# WRITTEN EXERCISE
Extract every line of the material below and reproduce it faithfully.

# Stored entries

┌──

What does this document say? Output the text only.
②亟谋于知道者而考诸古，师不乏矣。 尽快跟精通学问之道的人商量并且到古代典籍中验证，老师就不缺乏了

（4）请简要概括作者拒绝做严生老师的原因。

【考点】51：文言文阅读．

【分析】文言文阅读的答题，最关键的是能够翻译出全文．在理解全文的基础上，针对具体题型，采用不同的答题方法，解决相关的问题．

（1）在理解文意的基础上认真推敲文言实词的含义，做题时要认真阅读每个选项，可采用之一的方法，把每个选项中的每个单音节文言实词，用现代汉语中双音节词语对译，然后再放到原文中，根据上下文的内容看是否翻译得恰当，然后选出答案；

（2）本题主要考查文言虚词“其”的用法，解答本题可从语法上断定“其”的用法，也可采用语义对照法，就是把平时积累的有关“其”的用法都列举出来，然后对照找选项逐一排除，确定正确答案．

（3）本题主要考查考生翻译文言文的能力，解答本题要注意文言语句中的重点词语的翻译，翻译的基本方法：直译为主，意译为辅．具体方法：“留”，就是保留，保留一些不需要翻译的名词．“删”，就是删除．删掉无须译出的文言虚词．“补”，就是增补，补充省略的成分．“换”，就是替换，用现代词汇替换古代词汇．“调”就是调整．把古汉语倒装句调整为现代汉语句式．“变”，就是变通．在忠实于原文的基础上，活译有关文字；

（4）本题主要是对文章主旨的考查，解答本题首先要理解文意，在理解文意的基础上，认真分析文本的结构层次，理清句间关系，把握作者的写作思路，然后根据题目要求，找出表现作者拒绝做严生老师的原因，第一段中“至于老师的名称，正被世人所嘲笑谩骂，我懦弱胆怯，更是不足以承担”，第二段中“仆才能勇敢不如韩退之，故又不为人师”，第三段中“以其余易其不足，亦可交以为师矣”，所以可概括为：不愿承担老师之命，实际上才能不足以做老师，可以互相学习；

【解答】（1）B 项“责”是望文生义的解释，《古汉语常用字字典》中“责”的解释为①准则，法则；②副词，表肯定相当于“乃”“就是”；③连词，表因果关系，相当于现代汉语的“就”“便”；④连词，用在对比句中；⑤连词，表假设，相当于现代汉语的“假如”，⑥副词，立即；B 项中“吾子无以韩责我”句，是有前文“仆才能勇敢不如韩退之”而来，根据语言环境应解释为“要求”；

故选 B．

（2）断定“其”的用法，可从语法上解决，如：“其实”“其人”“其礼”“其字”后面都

└──

# SOLUTION TO THIS PROBLEM
What does this document say? Output the text only.
②亟谋于知道者而考诸古，师不乏矣。 尽快跟精通学问之道的人商量并且到古代典籍中验证，老师就不缺乏了

（4）请简要概括作者拒绝做严生老师的原因。

【考点】51：文言文阅读．

【分析】文言文阅读的答题，最关键的是能够翻译出全文．在理解全文的基础上，针对具体题型，采用不同的答题方法，解决相关的问题．

（1）在理解文意的基础上认真推敲文言实词的含义，做题时要认真阅读每个选项，可采用之一的方法，把每个选项中的每个单音节文言实词，用现代汉语中双音节词语对译，然后再放到原文中，根据上下文的内容看是否翻译得恰当，然后选出答案；

（2）本题主要考查文言虚词“其”的用法，解答本题可从语法上断定“其”的用法，也可采用语义对照法，就是把平时积累的有关“其”的用法都列举出来，然后对照找选项逐一排除，确定正确答案．

（3）本题主要考查考生翻译文言文的能力，解答本题要注意文言语句中的重点词语的翻译，翻译的基本方法：直译为主，意译为辅．具体方法：“留”，就是保留，保留一些不需要翻译的名词．“删”，就是删除．删掉无须译出的文言虚词．“补”，就是增补，补充省略的成分．“换”，就是替换，用现代词汇替换古代词汇．“调”就是调整．把古汉语倒装句调整为现代汉语句式．“变”，就是变通．在忠实于原文的基础上，活译有关文字；

（4）本题主要是对文章主旨的考查，解答本题首先要理解文意，在理解文意的基础上，认真分析文本的结构层次，理清句间关系，把握作者的写作思路，然后根据题目要求，找出表现作者拒绝做严生老师的原因，第一段中“至于老师的名称，正被世人所嘲笑谩骂，我懦弱胆怯，更是不足以承担”，第二段中“仆才能勇敢不如韩退之，故又不为人师”，第三段中“以其余易其不足，亦可交以为师矣”，所以可概括为：不愿承担老师之命，实际上才能不足以做老师，可以互相学习；

【解答】（1）B 项“责”是望文生义的解释，《古汉语常用字字典》中“责”的解释为①准则，法则；②副词，表肯定相当于“乃”“就是”；③连词，表因果关系，相当于现代汉语的“就”“便”；④连词，用在对比句中；⑤连词，表假设，相当于现代汉语的“假如”，⑥副词，立即；B 项中“吾子无以韩责我”句，是有前文“仆才能勇敢不如韩退之”而来，根据语言环境应解释为“要求”；

故选 B．

（2）断定“其”的用法，可从语法上解决，如：“其实”“其人”“其礼”“其字”后面都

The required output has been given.